▶ **Stated exercise**:
Write out every entry word for word.

▶ **Data supplied**:
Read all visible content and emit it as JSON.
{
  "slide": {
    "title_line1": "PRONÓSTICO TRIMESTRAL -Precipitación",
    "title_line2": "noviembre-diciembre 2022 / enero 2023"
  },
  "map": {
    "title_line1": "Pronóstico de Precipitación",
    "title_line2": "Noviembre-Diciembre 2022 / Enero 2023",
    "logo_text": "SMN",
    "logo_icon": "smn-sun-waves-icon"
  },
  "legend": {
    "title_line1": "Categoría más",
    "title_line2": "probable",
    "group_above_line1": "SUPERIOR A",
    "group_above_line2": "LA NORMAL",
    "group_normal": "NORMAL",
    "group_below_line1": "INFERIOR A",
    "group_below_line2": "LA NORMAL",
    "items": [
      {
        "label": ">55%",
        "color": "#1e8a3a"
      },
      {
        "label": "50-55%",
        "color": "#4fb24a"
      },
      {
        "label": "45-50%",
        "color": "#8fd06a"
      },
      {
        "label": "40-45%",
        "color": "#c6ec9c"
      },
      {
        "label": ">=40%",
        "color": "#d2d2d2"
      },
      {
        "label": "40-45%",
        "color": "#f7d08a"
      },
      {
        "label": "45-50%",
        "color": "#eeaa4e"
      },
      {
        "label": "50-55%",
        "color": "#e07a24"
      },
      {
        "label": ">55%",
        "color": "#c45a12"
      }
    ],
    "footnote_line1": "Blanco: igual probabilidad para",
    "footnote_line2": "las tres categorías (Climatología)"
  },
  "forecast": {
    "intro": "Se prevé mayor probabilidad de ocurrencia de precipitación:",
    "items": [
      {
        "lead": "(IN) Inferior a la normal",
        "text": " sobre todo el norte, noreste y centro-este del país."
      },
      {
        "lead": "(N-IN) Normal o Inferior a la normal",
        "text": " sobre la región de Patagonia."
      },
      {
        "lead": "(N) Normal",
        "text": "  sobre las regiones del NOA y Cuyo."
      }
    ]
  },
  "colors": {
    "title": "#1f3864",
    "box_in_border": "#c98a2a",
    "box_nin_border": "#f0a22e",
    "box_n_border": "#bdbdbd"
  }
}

▶ **Correct output**:
Read all visible content and emit it as JSON.
{
  "slide": {
    "title_line1": "PRONÓSTICO TRIMESTRAL -Precipitación",
    "title_line2": "noviembre-diciembre 2022 / enero 2023"
  },
  "map": {
    "title_line1": "Pronóstico de Precipitación",
    "title_line2": "Noviembre-Diciembre 2022 / Enero 2023",
    "logo_text": "SMN",
    "logo_icon": "smn-sun-waves-icon"
  },
  "legend": {
    "title_line1": "Categoría más",
    "title_line2": "probable",
    "group_above_line1": "SUPERIOR A",
    "group_above_line2": "LA NORMAL",
    "group_normal": "NORMAL",
    "group_below_line1": "INFERIOR A",
    "group_below_line2": "LA NORMAL",
    "items": [
      {
        "label": ">55%",
        "color": "#1e8a3a"
      },
      {
        "label": "50-55%",
        "color": "#4fb24a"
      },
      {
        "label": "45-50%",
        "color": "#8fd06a"
      },
      {
        "label": "40-45%",
        "color": "#c6ec9c"
      },
      {
        "label": ">=40%",
        "color": "#d2d2d2"
      },
      {
        "label": "40-45%",
        "color": "#f7d08a"
      },
      {
        "label": "45-50%",
        "color": "#eeaa4e"
      },
      {
        "label": "50-55%",
        "color": "#e07a24"
      },
      {
        "label": ">55%",
        "color": "#c45a12"
      }
    ],
    "footnote_line1": "Blanco: igual probabilidad para",
    "footnote_line2": "las tres categorías (Climatología)"
  },
  "forecast": {
    "intro": "Se prevé mayor probabilidad de ocurrencia de precipitación:",
    "items": [
      {
        "lead": "(IN) Inferior a la normal",
        "text": " sobre todo el norte, noreste y centro-este del país."
      },
      {
        "lead": "(N-IN) Normal o Inferior a la normal",
        "text": " sobre la región de Patagonia."
      },
      {
        "lead": "(N) Normal",
        "text": "  sobre las regiones del NOA y Cuyo."
      }
    ]
  },
  "colors": {
    "title": "#1f3864",
    "box_in_border": "#c98a2a",
    "box_nin_border": "#f0a22e",
    "box_n_border": "#bdbdbd"
  }
}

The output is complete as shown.